* [Exercise requirements] Quote every line of the material below word for word, leaving nothing out.

* [Recorded data]
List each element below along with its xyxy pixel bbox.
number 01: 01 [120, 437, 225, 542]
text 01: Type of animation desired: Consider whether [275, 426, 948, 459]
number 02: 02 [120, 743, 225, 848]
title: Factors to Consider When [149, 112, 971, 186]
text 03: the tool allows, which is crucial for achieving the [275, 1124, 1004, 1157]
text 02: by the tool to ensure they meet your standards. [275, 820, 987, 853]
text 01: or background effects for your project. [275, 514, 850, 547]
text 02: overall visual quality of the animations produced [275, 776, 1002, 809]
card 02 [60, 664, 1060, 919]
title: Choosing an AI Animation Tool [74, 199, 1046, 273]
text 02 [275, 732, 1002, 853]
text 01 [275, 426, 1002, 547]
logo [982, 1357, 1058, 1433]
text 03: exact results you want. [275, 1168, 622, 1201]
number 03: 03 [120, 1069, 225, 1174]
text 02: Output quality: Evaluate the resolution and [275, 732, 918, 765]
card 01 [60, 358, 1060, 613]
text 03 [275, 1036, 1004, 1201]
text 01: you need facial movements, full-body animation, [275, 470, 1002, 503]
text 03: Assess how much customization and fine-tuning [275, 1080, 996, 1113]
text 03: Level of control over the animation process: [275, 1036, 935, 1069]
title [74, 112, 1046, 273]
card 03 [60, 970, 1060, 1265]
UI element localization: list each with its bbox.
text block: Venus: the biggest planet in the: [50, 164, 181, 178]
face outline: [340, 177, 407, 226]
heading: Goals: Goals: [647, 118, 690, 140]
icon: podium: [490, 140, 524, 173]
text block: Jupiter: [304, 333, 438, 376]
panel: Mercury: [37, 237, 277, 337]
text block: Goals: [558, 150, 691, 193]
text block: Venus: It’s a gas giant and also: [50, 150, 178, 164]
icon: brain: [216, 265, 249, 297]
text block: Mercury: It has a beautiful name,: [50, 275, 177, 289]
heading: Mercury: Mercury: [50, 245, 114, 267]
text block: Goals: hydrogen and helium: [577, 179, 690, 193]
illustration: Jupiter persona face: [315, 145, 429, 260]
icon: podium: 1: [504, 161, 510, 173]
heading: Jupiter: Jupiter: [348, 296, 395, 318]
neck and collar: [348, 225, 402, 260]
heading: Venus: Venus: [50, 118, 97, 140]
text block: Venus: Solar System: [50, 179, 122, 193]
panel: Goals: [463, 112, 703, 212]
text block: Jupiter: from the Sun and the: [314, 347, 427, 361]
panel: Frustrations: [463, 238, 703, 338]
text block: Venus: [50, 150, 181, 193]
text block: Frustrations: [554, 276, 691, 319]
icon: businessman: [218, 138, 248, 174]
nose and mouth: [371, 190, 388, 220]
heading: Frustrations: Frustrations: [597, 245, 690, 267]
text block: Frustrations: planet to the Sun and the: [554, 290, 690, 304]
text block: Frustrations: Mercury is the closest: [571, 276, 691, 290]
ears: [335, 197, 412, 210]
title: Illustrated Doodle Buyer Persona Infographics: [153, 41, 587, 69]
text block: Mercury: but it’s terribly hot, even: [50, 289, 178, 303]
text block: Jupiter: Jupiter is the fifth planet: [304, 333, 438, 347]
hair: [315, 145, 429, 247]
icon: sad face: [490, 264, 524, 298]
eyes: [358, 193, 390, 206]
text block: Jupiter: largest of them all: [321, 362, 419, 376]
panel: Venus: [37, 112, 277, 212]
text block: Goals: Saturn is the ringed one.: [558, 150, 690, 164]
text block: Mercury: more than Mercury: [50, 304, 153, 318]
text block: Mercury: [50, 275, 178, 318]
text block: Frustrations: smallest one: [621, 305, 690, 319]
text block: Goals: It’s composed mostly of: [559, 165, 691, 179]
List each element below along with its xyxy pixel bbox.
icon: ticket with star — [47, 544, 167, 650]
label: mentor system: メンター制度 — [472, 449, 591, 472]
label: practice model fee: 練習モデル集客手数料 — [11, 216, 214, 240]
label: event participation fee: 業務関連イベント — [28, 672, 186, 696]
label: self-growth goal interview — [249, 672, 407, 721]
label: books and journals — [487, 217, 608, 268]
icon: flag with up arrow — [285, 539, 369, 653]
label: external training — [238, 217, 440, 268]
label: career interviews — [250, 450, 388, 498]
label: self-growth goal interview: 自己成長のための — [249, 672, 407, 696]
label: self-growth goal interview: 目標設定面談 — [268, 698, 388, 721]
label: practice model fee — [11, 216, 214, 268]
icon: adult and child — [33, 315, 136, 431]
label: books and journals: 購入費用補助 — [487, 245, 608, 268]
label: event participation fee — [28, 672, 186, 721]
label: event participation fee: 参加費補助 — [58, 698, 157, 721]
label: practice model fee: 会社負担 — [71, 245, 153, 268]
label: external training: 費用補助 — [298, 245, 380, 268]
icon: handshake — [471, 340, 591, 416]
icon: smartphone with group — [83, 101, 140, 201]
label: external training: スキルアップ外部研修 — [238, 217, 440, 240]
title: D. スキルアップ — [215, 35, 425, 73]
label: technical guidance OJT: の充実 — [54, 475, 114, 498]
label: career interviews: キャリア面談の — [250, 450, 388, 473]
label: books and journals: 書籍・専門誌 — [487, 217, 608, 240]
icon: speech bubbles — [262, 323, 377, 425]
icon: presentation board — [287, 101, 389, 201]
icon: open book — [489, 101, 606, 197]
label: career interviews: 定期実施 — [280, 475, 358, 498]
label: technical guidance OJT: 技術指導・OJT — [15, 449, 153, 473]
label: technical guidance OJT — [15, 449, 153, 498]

* [Response to the exercise]
List each element below along with its xyxy pixel bbox.
number 01: 01 [120, 437, 225, 542]
text 01: Type of animation desired: Consider whether [275, 426, 948, 459]
number 02: 02 [120, 743, 225, 848]
title: Factors to Consider When [149, 112, 971, 186]
text 03: the tool allows, which is crucial for achieving the [275, 1124, 1004, 1157]
text 02: by the tool to ensure they meet your standards. [275, 820, 987, 853]
text 01: or background effects for your project. [275, 514, 850, 547]
text 02: overall visual quality of the animations produced [275, 776, 1002, 809]
card 02 [60, 664, 1060, 919]
title: Choosing an AI Animation Tool [74, 199, 1046, 273]
text 02 [275, 732, 1002, 853]
text 01 [275, 426, 1002, 547]
logo [982, 1357, 1058, 1433]
text 03: exact results you want. [275, 1168, 622, 1201]
number 03: 03 [120, 1069, 225, 1174]
text 02: Output quality: Evaluate the resolution and [275, 732, 918, 765]
card 01 [60, 358, 1060, 613]
text 03 [275, 1036, 1004, 1201]
text 01: you need facial movements, full-body animation, [275, 470, 1002, 503]
text 03: Assess how much customization and fine-tuning [275, 1080, 996, 1113]
text 03: Level of control over the animation process: [275, 1036, 935, 1069]
title [74, 112, 1046, 273]
card 03 [60, 970, 1060, 1265]
UI element localization: list each with its bbox.
text block: Venus: the biggest planet in the: [50, 164, 181, 178]
face outline: [340, 177, 407, 226]
heading: Goals: Goals: [647, 118, 690, 140]
icon: podium: [490, 140, 524, 173]
text block: Jupiter: [304, 333, 438, 376]
panel: Mercury: [37, 237, 277, 337]
text block: Goals: [558, 150, 691, 193]
text block: Venus: It’s a gas giant and also: [50, 150, 178, 164]
icon: brain: [216, 265, 249, 297]
text block: Mercury: It has a beautiful name,: [50, 275, 177, 289]
heading: Mercury: Mercury: [50, 245, 114, 267]
text block: Goals: hydrogen and helium: [577, 179, 690, 193]
illustration: Jupiter persona face: [315, 145, 429, 260]
icon: podium: 1: [504, 161, 510, 173]
heading: Jupiter: Jupiter: [348, 296, 395, 318]
neck and collar: [348, 225, 402, 260]
heading: Venus: Venus: [50, 118, 97, 140]
text block: Venus: Solar System: [50, 179, 122, 193]
panel: Goals: [463, 112, 703, 212]
text block: Jupiter: from the Sun and the: [314, 347, 427, 361]
panel: Frustrations: [463, 238, 703, 338]
text block: Venus: [50, 150, 181, 193]
text block: Frustrations: [554, 276, 691, 319]
icon: businessman: [218, 138, 248, 174]
nose and mouth: [371, 190, 388, 220]
heading: Frustrations: Frustrations: [597, 245, 690, 267]
text block: Frustrations: planet to the Sun and the: [554, 290, 690, 304]
text block: Frustrations: Mercury is the closest: [571, 276, 691, 290]
ears: [335, 197, 412, 210]
title: Illustrated Doodle Buyer Persona Infographics: [153, 41, 587, 69]
text block: Mercury: but it’s terribly hot, even: [50, 289, 178, 303]
text block: Jupiter: Jupiter is the fifth planet: [304, 333, 438, 347]
hair: [315, 145, 429, 247]
icon: sad face: [490, 264, 524, 298]
eyes: [358, 193, 390, 206]
text block: Jupiter: largest of them all: [321, 362, 419, 376]
panel: Venus: [37, 112, 277, 212]
text block: Goals: Saturn is the ringed one.: [558, 150, 690, 164]
text block: Mercury: more than Mercury: [50, 304, 153, 318]
text block: Mercury: [50, 275, 178, 318]
text block: Frustrations: smallest one: [621, 305, 690, 319]
text block: Goals: It’s composed mostly of: [559, 165, 691, 179]
List each element below along with its xyxy pixel bbox.
icon: ticket with star — [47, 544, 167, 650]
label: mentor system: メンター制度 — [472, 449, 591, 472]
label: practice model fee: 練習モデル集客手数料 — [11, 216, 214, 240]
label: event participation fee: 業務関連イベント — [28, 672, 186, 696]
label: self-growth goal interview — [249, 672, 407, 721]
label: books and journals — [487, 217, 608, 268]
icon: flag with up arrow — [285, 539, 369, 653]
label: external training — [238, 217, 440, 268]
label: career interviews — [250, 450, 388, 498]
label: self-growth goal interview: 自己成長のための — [249, 672, 407, 696]
label: self-growth goal interview: 目標設定面談 — [268, 698, 388, 721]
label: practice model fee — [11, 216, 214, 268]
icon: adult and child — [33, 315, 136, 431]
label: books and journals: 購入費用補助 — [487, 245, 608, 268]
label: event participation fee — [28, 672, 186, 721]
label: event participation fee: 参加費補助 — [58, 698, 157, 721]
label: practice model fee: 会社負担 — [71, 245, 153, 268]
label: external training: 費用補助 — [298, 245, 380, 268]
icon: handshake — [471, 340, 591, 416]
icon: smartphone with group — [83, 101, 140, 201]
label: external training: スキルアップ外部研修 — [238, 217, 440, 240]
title: D. スキルアップ — [215, 35, 425, 73]
label: technical guidance OJT: の充実 — [54, 475, 114, 498]
label: career interviews: キャリア面談の — [250, 450, 388, 473]
label: books and journals: 書籍・専門誌 — [487, 217, 608, 240]
icon: speech bubbles — [262, 323, 377, 425]
icon: presentation board — [287, 101, 389, 201]
icon: open book — [489, 101, 606, 197]
label: career interviews: 定期実施 — [280, 475, 358, 498]
label: technical guidance OJT: 技術指導・OJT — [15, 449, 153, 473]
label: technical guidance OJT — [15, 449, 153, 498]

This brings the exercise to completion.